- _AIM OF THE EXERCISE_: In the listing below, locate the lines that hold the string "screenshot". Copy those lines.

- _DATA FOR THIS EXERCISE_:
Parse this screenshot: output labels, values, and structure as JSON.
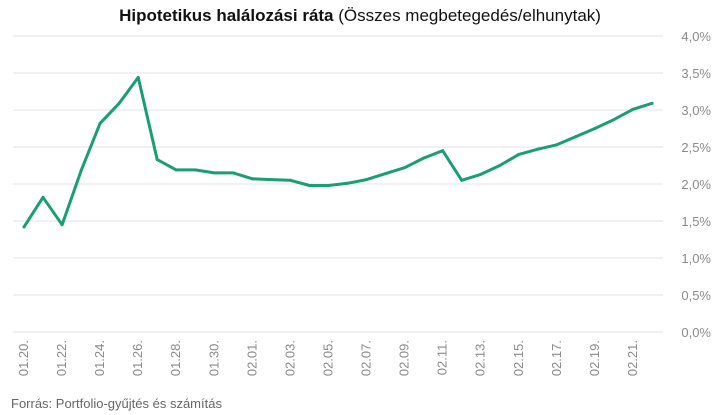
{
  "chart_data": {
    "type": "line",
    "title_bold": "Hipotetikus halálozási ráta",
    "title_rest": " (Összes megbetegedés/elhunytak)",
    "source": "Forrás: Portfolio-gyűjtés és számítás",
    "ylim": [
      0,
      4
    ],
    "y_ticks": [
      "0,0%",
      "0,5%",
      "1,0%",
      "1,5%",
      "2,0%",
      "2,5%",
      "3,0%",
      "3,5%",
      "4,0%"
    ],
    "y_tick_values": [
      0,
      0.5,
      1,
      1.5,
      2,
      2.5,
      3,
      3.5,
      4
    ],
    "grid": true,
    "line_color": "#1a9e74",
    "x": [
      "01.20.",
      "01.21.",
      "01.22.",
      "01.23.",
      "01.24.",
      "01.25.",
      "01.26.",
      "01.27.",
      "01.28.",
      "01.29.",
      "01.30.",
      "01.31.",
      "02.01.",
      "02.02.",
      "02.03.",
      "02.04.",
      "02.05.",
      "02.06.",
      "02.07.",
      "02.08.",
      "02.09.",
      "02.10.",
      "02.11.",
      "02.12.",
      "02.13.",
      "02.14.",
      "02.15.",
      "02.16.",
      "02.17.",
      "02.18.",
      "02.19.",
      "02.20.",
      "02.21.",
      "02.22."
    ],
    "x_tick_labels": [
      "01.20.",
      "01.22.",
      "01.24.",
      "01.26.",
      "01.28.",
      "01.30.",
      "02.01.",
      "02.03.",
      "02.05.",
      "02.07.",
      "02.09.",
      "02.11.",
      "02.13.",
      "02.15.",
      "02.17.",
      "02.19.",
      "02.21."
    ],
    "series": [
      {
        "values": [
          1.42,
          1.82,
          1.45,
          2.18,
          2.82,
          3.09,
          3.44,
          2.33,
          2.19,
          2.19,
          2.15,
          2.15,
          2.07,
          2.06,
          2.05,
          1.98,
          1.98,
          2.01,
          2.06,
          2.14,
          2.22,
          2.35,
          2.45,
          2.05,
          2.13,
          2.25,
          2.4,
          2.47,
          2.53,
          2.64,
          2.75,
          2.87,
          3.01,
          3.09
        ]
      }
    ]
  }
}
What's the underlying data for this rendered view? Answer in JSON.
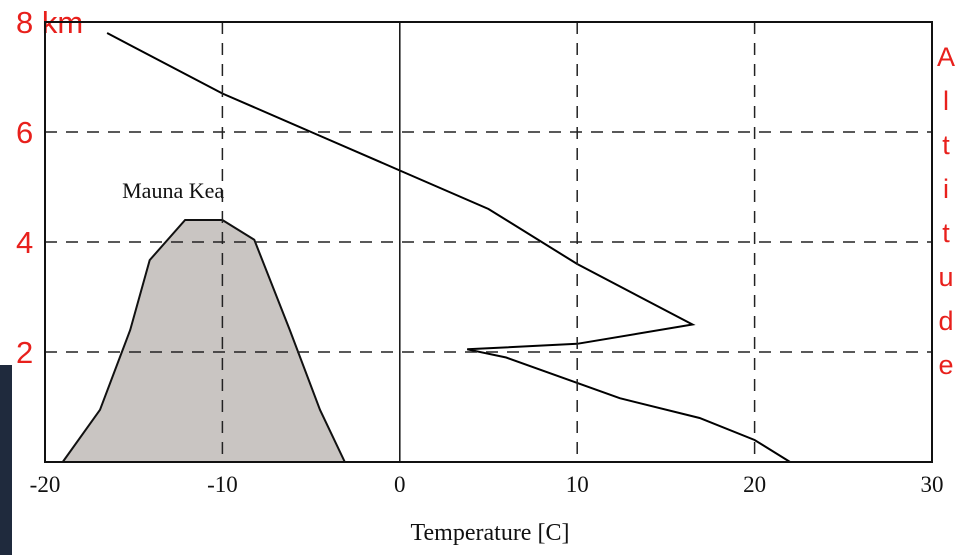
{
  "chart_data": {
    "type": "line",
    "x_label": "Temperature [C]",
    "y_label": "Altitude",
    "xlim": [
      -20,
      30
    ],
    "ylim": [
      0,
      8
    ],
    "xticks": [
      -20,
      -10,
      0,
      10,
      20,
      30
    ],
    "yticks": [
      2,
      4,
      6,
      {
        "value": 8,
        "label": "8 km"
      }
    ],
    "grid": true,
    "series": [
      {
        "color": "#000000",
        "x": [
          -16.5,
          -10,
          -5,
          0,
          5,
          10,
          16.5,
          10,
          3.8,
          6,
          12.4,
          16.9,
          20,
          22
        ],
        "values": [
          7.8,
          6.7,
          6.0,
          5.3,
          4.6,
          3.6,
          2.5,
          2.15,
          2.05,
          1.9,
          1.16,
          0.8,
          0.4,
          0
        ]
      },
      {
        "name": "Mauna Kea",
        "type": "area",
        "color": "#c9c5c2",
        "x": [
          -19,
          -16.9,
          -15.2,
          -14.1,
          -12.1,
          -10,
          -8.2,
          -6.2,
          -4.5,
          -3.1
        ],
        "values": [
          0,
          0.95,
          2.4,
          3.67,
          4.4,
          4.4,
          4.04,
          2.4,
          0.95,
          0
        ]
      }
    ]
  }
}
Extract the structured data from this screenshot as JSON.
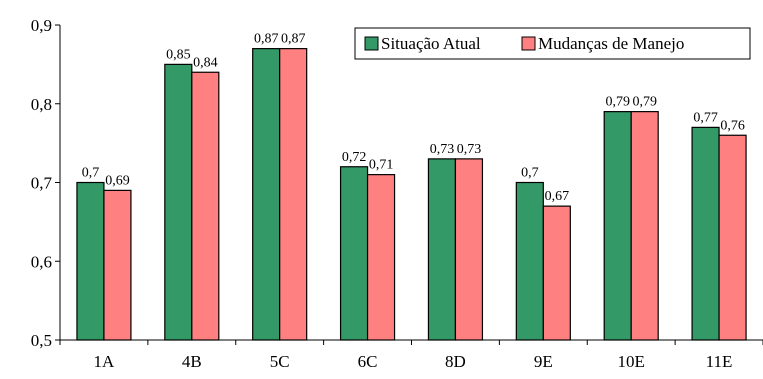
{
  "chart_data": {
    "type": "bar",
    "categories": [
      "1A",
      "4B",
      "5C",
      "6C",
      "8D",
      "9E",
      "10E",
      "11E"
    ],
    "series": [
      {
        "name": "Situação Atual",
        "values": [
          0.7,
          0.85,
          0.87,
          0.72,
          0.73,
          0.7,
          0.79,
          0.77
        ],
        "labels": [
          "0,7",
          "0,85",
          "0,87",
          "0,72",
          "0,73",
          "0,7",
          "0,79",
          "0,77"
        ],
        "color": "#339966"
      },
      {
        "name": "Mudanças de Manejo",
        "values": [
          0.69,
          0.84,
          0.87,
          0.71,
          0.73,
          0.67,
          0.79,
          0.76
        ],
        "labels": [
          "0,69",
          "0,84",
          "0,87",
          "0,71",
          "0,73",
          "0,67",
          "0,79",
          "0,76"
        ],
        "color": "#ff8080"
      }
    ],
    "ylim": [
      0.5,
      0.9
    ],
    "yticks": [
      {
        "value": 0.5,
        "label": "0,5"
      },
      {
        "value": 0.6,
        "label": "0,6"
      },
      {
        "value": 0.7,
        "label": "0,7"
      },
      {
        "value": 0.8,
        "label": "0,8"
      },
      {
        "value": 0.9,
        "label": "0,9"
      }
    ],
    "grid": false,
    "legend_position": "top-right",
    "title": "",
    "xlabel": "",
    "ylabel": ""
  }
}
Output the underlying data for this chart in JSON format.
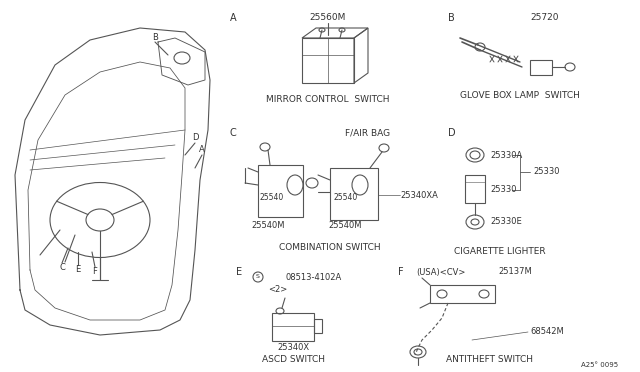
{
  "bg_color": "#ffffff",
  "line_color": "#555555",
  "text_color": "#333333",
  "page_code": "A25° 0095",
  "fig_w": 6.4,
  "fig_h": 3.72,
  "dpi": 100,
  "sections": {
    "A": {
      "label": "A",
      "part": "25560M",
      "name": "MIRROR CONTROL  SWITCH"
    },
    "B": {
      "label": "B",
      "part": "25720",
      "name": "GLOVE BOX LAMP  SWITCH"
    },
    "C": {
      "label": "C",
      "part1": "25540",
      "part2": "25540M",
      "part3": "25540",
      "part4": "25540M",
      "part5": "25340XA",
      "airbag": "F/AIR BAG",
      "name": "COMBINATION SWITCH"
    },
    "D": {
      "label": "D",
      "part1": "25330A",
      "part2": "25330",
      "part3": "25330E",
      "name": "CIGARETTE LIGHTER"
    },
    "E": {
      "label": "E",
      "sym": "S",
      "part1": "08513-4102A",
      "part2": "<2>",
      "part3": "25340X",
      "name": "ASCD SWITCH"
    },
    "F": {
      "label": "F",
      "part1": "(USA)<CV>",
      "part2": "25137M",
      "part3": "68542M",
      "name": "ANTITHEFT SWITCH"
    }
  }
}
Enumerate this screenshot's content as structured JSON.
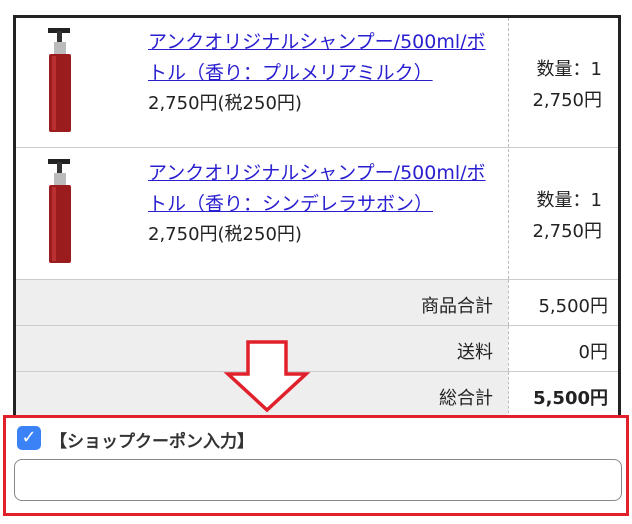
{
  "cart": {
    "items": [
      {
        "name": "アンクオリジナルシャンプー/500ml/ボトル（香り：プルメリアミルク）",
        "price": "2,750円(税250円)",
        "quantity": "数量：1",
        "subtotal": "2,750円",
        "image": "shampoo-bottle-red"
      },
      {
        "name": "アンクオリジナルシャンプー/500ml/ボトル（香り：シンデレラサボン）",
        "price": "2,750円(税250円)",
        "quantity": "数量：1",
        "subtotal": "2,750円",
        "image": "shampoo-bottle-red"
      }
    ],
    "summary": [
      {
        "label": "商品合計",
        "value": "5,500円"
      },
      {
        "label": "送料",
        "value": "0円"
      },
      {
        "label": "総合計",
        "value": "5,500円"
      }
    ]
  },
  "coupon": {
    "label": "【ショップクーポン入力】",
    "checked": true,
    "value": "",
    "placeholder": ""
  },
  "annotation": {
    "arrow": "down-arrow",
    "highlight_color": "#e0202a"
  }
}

- _RESULT BELOW_:
Parse this screenshot: output labels, values, and structure as JSON.
Extract the structured data from this screenshot as JSON.
Enumerate this screenshot's content as structured JSON.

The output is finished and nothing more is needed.